(Some records)
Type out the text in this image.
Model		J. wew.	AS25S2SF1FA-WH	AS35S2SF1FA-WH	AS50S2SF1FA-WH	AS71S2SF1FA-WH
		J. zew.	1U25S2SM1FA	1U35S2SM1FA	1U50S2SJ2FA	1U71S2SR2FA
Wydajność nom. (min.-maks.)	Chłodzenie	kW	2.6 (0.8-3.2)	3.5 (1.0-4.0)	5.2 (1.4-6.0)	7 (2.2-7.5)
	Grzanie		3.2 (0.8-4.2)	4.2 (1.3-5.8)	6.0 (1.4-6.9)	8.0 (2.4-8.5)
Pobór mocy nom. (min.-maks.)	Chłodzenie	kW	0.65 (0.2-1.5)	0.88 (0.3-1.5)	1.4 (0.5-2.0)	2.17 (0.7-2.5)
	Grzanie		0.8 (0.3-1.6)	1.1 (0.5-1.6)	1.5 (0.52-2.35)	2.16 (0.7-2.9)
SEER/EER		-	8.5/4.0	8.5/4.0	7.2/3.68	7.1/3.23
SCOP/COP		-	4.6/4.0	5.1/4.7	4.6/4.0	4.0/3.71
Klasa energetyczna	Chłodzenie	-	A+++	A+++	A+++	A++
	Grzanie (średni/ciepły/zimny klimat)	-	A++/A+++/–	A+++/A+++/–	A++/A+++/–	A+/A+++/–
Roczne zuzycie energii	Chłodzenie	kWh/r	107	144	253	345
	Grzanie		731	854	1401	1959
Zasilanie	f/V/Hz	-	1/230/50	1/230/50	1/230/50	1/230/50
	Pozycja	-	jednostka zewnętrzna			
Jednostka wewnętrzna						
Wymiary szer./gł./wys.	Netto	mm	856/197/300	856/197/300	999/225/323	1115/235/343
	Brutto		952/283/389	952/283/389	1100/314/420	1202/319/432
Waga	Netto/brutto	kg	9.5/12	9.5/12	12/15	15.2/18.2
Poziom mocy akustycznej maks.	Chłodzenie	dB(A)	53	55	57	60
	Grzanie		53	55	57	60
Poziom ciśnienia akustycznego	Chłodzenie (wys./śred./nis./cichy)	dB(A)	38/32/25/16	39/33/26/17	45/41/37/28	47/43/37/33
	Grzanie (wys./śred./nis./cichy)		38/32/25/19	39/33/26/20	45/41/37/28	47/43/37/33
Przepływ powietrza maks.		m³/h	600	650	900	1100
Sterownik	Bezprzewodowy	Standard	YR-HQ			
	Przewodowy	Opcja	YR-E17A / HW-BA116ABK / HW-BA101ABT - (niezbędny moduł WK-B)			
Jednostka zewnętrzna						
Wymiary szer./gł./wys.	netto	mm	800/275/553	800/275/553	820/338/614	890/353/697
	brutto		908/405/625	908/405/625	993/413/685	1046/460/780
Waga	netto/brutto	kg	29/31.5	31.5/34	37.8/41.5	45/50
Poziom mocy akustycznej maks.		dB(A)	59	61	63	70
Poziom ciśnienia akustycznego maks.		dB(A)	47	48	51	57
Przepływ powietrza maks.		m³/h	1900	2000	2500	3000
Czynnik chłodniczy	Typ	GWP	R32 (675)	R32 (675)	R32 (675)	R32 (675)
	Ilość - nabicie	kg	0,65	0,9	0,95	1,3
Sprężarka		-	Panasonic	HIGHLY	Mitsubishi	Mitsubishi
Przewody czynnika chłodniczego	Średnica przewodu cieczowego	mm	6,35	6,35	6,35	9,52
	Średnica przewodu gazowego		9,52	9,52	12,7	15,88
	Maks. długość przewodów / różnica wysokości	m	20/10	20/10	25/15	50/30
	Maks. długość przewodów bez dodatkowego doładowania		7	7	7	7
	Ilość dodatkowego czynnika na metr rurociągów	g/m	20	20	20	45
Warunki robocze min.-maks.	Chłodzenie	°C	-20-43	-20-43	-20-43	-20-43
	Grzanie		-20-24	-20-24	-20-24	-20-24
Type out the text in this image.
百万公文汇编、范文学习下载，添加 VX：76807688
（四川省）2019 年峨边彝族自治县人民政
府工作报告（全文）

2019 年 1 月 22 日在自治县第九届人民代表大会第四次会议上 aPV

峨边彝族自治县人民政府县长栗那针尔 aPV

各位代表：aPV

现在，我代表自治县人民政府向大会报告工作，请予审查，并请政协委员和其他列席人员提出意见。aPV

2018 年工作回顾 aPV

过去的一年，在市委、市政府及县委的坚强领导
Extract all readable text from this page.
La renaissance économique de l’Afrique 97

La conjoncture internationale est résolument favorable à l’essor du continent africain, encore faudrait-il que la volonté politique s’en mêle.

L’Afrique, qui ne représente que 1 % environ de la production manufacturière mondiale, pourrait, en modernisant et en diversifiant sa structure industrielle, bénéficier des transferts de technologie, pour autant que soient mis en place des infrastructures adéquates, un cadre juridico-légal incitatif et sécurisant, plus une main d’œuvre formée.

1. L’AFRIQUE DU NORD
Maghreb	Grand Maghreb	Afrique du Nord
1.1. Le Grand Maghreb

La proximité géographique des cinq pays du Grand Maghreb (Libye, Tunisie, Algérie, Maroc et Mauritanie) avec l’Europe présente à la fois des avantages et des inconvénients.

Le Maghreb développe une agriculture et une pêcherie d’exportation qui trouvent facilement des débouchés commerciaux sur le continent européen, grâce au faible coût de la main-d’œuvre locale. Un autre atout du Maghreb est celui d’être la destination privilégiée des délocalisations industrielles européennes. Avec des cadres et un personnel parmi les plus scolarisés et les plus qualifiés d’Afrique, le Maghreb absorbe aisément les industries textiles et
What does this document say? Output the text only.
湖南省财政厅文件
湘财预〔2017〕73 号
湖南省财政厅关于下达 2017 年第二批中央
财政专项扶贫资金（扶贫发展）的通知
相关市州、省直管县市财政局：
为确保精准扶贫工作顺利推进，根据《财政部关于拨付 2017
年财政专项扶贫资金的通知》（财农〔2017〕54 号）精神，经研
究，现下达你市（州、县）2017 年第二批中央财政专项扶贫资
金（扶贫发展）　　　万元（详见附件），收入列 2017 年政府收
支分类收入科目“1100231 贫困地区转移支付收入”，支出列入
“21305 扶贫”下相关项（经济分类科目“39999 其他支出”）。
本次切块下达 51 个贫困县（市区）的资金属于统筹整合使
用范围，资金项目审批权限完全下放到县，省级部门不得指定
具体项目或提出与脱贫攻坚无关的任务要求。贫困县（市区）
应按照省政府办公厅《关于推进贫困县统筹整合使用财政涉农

Work to complete: Reproduce the listing above word for word.

Answer for this exercise:
Type out the text in this image.
Model		J. wew.	AS25S2SF1FA-WH	AS35S2SF1FA-WH	AS50S2SF1FA-WH	AS71S2SF1FA-WH
		J. zew.	1U25S2SM1FA	1U35S2SM1FA	1U50S2SJ2FA	1U71S2SR2FA
Wydajność nom. (min.-maks.)	Chłodzenie	kW	2.6 (0.8-3.2)	3.5 (1.0-4.0)	5.2 (1.4-6.0)	7 (2.2-7.5)
	Grzanie		3.2 (0.8-4.2)	4.2 (1.3-5.8)	6.0 (1.4-6.9)	8.0 (2.4-8.5)
Pobór mocy nom. (min.-maks.)	Chłodzenie	kW	0.65 (0.2-1.5)	0.88 (0.3-1.5)	1.4 (0.5-2.0)	2.17 (0.7-2.5)
	Grzanie		0.8 (0.3-1.6)	1.1 (0.5-1.6)	1.5 (0.52-2.35)	2.16 (0.7-2.9)
SEER/EER		-	8.5/4.0	8.5/4.0	7.2/3.68	7.1/3.23
SCOP/COP		-	4.6/4.0	5.1/4.7	4.6/4.0	4.0/3.71
Klasa energetyczna	Chłodzenie	-	A+++	A+++	A+++	A++
	Grzanie (średni/ciepły/zimny klimat)	-	A++/A+++/–	A+++/A+++/–	A++/A+++/–	A+/A+++/–
Roczne zuzycie energii	Chłodzenie	kWh/r	107	144	253	345
	Grzanie		731	854	1401	1959
Zasilanie	f/V/Hz	-	1/230/50	1/230/50	1/230/50	1/230/50
	Pozycja	-	jednostka zewnętrzna			
Jednostka wewnętrzna						
Wymiary szer./gł./wys.	Netto	mm	856/197/300	856/197/300	999/225/323	1115/235/343
	Brutto		952/283/389	952/283/389	1100/314/420	1202/319/432
Waga	Netto/brutto	kg	9.5/12	9.5/12	12/15	15.2/18.2
Poziom mocy akustycznej maks.	Chłodzenie	dB(A)	53	55	57	60
	Grzanie		53	55	57	60
Poziom ciśnienia akustycznego	Chłodzenie (wys./śred./nis./cichy)	dB(A)	38/32/25/16	39/33/26/17	45/41/37/28	47/43/37/33
	Grzanie (wys./śred./nis./cichy)		38/32/25/19	39/33/26/20	45/41/37/28	47/43/37/33
Przepływ powietrza maks.		m³/h	600	650	900	1100
Sterownik	Bezprzewodowy	Standard	YR-HQ			
	Przewodowy	Opcja	YR-E17A / HW-BA116ABK / HW-BA101ABT - (niezbędny moduł WK-B)			
Jednostka zewnętrzna						
Wymiary szer./gł./wys.	netto	mm	800/275/553	800/275/553	820/338/614	890/353/697
	brutto		908/405/625	908/405/625	993/413/685	1046/460/780
Waga	netto/brutto	kg	29/31.5	31.5/34	37.8/41.5	45/50
Poziom mocy akustycznej maks.		dB(A)	59	61	63	70
Poziom ciśnienia akustycznego maks.		dB(A)	47	48	51	57
Przepływ powietrza maks.		m³/h	1900	2000	2500	3000
Czynnik chłodniczy	Typ	GWP	R32 (675)	R32 (675)	R32 (675)	R32 (675)
	Ilość - nabicie	kg	0,65	0,9	0,95	1,3
Sprężarka		-	Panasonic	HIGHLY	Mitsubishi	Mitsubishi
Przewody czynnika chłodniczego	Średnica przewodu cieczowego	mm	6,35	6,35	6,35	9,52
	Średnica przewodu gazowego		9,52	9,52	12,7	15,88
	Maks. długość przewodów / różnica wysokości	m	20/10	20/10	25/15	50/30
	Maks. długość przewodów bez dodatkowego doładowania		7	7	7	7
	Ilość dodatkowego czynnika na metr rurociągów	g/m	20	20	20	45
Warunki robocze min.-maks.	Chłodzenie	°C	-20-43	-20-43	-20-43	-20-43
	Grzanie		-20-24	-20-24	-20-24	-20-24
Type out the text in this image.
百万公文汇编、范文学习下载，添加 VX：76807688
（四川省）2019 年峨边彝族自治县人民政
府工作报告（全文）

2019 年 1 月 22 日在自治县第九届人民代表大会第四次会议上 aPV

峨边彝族自治县人民政府县长栗那针尔 aPV

各位代表：aPV

现在，我代表自治县人民政府向大会报告工作，请予审查，并请政协委员和其他列席人员提出意见。aPV

2018 年工作回顾 aPV

过去的一年，在市委、市政府及县委的坚强领导
Extract all readable text from this page.
La renaissance économique de l’Afrique 97

La conjoncture internationale est résolument favorable à l’essor du continent africain, encore faudrait-il que la volonté politique s’en mêle.

L’Afrique, qui ne représente que 1 % environ de la production manufacturière mondiale, pourrait, en modernisant et en diversifiant sa structure industrielle, bénéficier des transferts de technologie, pour autant que soient mis en place des infrastructures adéquates, un cadre juridico-légal incitatif et sécurisant, plus une main d’œuvre formée.

1. L’AFRIQUE DU NORD
Maghreb	Grand Maghreb	Afrique du Nord
1.1. Le Grand Maghreb

La proximité géographique des cinq pays du Grand Maghreb (Libye, Tunisie, Algérie, Maroc et Mauritanie) avec l’Europe présente à la fois des avantages et des inconvénients.

Le Maghreb développe une agriculture et une pêcherie d’exportation qui trouvent facilement des débouchés commerciaux sur le continent européen, grâce au faible coût de la main-d’œuvre locale. Un autre atout du Maghreb est celui d’être la destination privilégiée des délocalisations industrielles européennes. Avec des cadres et un personnel parmi les plus scolarisés et les plus qualifiés d’Afrique, le Maghreb absorbe aisément les industries textiles et
What does this document say? Output the text only.
湖南省财政厅文件
湘财预〔2017〕73 号
湖南省财政厅关于下达 2017 年第二批中央
财政专项扶贫资金（扶贫发展）的通知
相关市州、省直管县市财政局：
为确保精准扶贫工作顺利推进，根据《财政部关于拨付 2017
年财政专项扶贫资金的通知》（财农〔2017〕54 号）精神，经研
究，现下达你市（州、县）2017 年第二批中央财政专项扶贫资
金（扶贫发展）　　　万元（详见附件），收入列 2017 年政府收
支分类收入科目“1100231 贫困地区转移支付收入”，支出列入
“21305 扶贫”下相关项（经济分类科目“39999 其他支出”）。
本次切块下达 51 个贫困县（市区）的资金属于统筹整合使
用范围，资金项目审批权限完全下放到县，省级部门不得指定
具体项目或提出与脱贫攻坚无关的任务要求。贫困县（市区）
应按照省政府办公厅《关于推进贫困县统筹整合使用财政涉农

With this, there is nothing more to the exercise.